# [Try it]
Print every entry below exactly, leaving out the pictures.

Dataset entries on figures:
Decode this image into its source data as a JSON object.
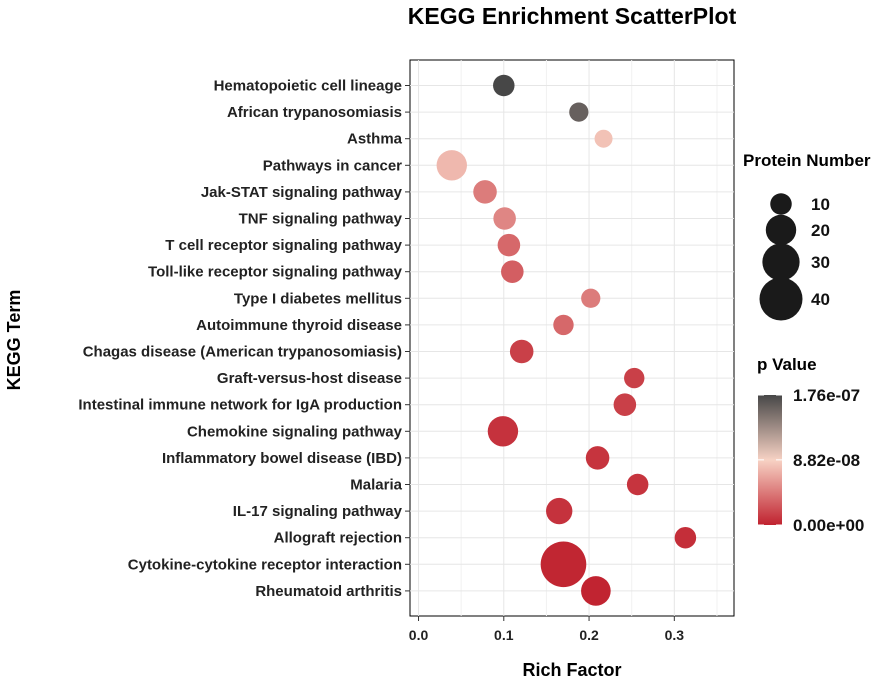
{
  "chart_data": {
    "type": "scatter",
    "title": "KEGG Enrichment ScatterPlot",
    "xlabel": "Rich Factor",
    "ylabel": "KEGG Term",
    "xlim": [
      -0.01,
      0.37
    ],
    "x_ticks": [
      "0.0",
      "0.1",
      "0.2",
      "0.3"
    ],
    "x_tick_values": [
      0.0,
      0.1,
      0.2,
      0.3
    ],
    "grid": true,
    "points": [
      {
        "term": "Hematopoietic cell lineage",
        "rich_factor": 0.1,
        "protein_number": 10,
        "p_value": 1.76e-07
      },
      {
        "term": "African trypanosomiasis",
        "rich_factor": 0.188,
        "protein_number": 8,
        "p_value": 1.6e-07
      },
      {
        "term": "Asthma",
        "rich_factor": 0.217,
        "protein_number": 7,
        "p_value": 8e-08
      },
      {
        "term": "Pathways in cancer",
        "rich_factor": 0.039,
        "protein_number": 20,
        "p_value": 7.5e-08
      },
      {
        "term": "Jak-STAT signaling pathway",
        "rich_factor": 0.078,
        "protein_number": 12,
        "p_value": 4.5e-08
      },
      {
        "term": "TNF signaling pathway",
        "rich_factor": 0.101,
        "protein_number": 11,
        "p_value": 5e-08
      },
      {
        "term": "T cell receptor signaling pathway",
        "rich_factor": 0.106,
        "protein_number": 11,
        "p_value": 3.5e-08
      },
      {
        "term": "Toll-like receptor signaling pathway",
        "rich_factor": 0.11,
        "protein_number": 11,
        "p_value": 3e-08
      },
      {
        "term": "Type I diabetes mellitus",
        "rich_factor": 0.202,
        "protein_number": 8,
        "p_value": 4.5e-08
      },
      {
        "term": "Autoimmune thyroid disease",
        "rich_factor": 0.17,
        "protein_number": 9,
        "p_value": 3.5e-08
      },
      {
        "term": "Chagas disease (American trypanosomiasis)",
        "rich_factor": 0.121,
        "protein_number": 12,
        "p_value": 1.5e-08
      },
      {
        "term": "Graft-versus-host disease",
        "rich_factor": 0.253,
        "protein_number": 9,
        "p_value": 1.5e-08
      },
      {
        "term": "Intestinal immune network for IgA production",
        "rich_factor": 0.242,
        "protein_number": 11,
        "p_value": 1.5e-08
      },
      {
        "term": "Chemokine signaling pathway",
        "rich_factor": 0.099,
        "protein_number": 20,
        "p_value": 8e-09
      },
      {
        "term": "Inflammatory bowel disease (IBD)",
        "rich_factor": 0.21,
        "protein_number": 12,
        "p_value": 9e-09
      },
      {
        "term": "Malaria",
        "rich_factor": 0.257,
        "protein_number": 10,
        "p_value": 9e-09
      },
      {
        "term": "IL-17 signaling pathway",
        "rich_factor": 0.165,
        "protein_number": 15,
        "p_value": 8e-09
      },
      {
        "term": "Allograft rejection",
        "rich_factor": 0.313,
        "protein_number": 10,
        "p_value": 6e-09
      },
      {
        "term": "Cytokine-cytokine receptor interaction",
        "rich_factor": 0.17,
        "protein_number": 45,
        "p_value": 2e-09
      },
      {
        "term": "Rheumatoid arthritis",
        "rich_factor": 0.208,
        "protein_number": 19,
        "p_value": 1e-09
      }
    ],
    "size_legend": {
      "title": "Protein Number",
      "values": [
        10,
        20,
        30,
        40
      ],
      "labels": [
        "10",
        "20",
        "30",
        "40"
      ]
    },
    "color_legend": {
      "title": "p Value",
      "min": 0,
      "max": 1.76e-07,
      "labels": [
        "1.76e-07",
        "8.82e-08",
        "0.00e+00"
      ],
      "label_values": [
        1.76e-07,
        8.82e-08,
        0
      ],
      "colors": {
        "low": "#c0222f",
        "mid": "#f7d2c4",
        "high": "#474747"
      }
    }
  }
}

# [Your solution]
Decode this image into its source data as a JSON object.
{
  "chart_data": {
    "type": "scatter",
    "title": "KEGG Enrichment ScatterPlot",
    "xlabel": "Rich Factor",
    "ylabel": "KEGG Term",
    "xlim": [
      -0.01,
      0.37
    ],
    "x_ticks": [
      "0.0",
      "0.1",
      "0.2",
      "0.3"
    ],
    "x_tick_values": [
      0.0,
      0.1,
      0.2,
      0.3
    ],
    "grid": true,
    "points": [
      {
        "term": "Hematopoietic cell lineage",
        "rich_factor": 0.1,
        "protein_number": 10,
        "p_value": 1.76e-07
      },
      {
        "term": "African trypanosomiasis",
        "rich_factor": 0.188,
        "protein_number": 8,
        "p_value": 1.6e-07
      },
      {
        "term": "Asthma",
        "rich_factor": 0.217,
        "protein_number": 7,
        "p_value": 8e-08
      },
      {
        "term": "Pathways in cancer",
        "rich_factor": 0.039,
        "protein_number": 20,
        "p_value": 7.5e-08
      },
      {
        "term": "Jak-STAT signaling pathway",
        "rich_factor": 0.078,
        "protein_number": 12,
        "p_value": 4.5e-08
      },
      {
        "term": "TNF signaling pathway",
        "rich_factor": 0.101,
        "protein_number": 11,
        "p_value": 5e-08
      },
      {
        "term": "T cell receptor signaling pathway",
        "rich_factor": 0.106,
        "protein_number": 11,
        "p_value": 3.5e-08
      },
      {
        "term": "Toll-like receptor signaling pathway",
        "rich_factor": 0.11,
        "protein_number": 11,
        "p_value": 3e-08
      },
      {
        "term": "Type I diabetes mellitus",
        "rich_factor": 0.202,
        "protein_number": 8,
        "p_value": 4.5e-08
      },
      {
        "term": "Autoimmune thyroid disease",
        "rich_factor": 0.17,
        "protein_number": 9,
        "p_value": 3.5e-08
      },
      {
        "term": "Chagas disease (American trypanosomiasis)",
        "rich_factor": 0.121,
        "protein_number": 12,
        "p_value": 1.5e-08
      },
      {
        "term": "Graft-versus-host disease",
        "rich_factor": 0.253,
        "protein_number": 9,
        "p_value": 1.5e-08
      },
      {
        "term": "Intestinal immune network for IgA production",
        "rich_factor": 0.242,
        "protein_number": 11,
        "p_value": 1.5e-08
      },
      {
        "term": "Chemokine signaling pathway",
        "rich_factor": 0.099,
        "protein_number": 20,
        "p_value": 8e-09
      },
      {
        "term": "Inflammatory bowel disease (IBD)",
        "rich_factor": 0.21,
        "protein_number": 12,
        "p_value": 9e-09
      },
      {
        "term": "Malaria",
        "rich_factor": 0.257,
        "protein_number": 10,
        "p_value": 9e-09
      },
      {
        "term": "IL-17 signaling pathway",
        "rich_factor": 0.165,
        "protein_number": 15,
        "p_value": 8e-09
      },
      {
        "term": "Allograft rejection",
        "rich_factor": 0.313,
        "protein_number": 10,
        "p_value": 6e-09
      },
      {
        "term": "Cytokine-cytokine receptor interaction",
        "rich_factor": 0.17,
        "protein_number": 45,
        "p_value": 2e-09
      },
      {
        "term": "Rheumatoid arthritis",
        "rich_factor": 0.208,
        "protein_number": 19,
        "p_value": 1e-09
      }
    ],
    "size_legend": {
      "title": "Protein Number",
      "values": [
        10,
        20,
        30,
        40
      ],
      "labels": [
        "10",
        "20",
        "30",
        "40"
      ]
    },
    "color_legend": {
      "title": "p Value",
      "min": 0,
      "max": 1.76e-07,
      "labels": [
        "1.76e-07",
        "8.82e-08",
        "0.00e+00"
      ],
      "label_values": [
        1.76e-07,
        8.82e-08,
        0
      ],
      "colors": {
        "low": "#c0222f",
        "mid": "#f7d2c4",
        "high": "#474747"
      }
    }
  }
}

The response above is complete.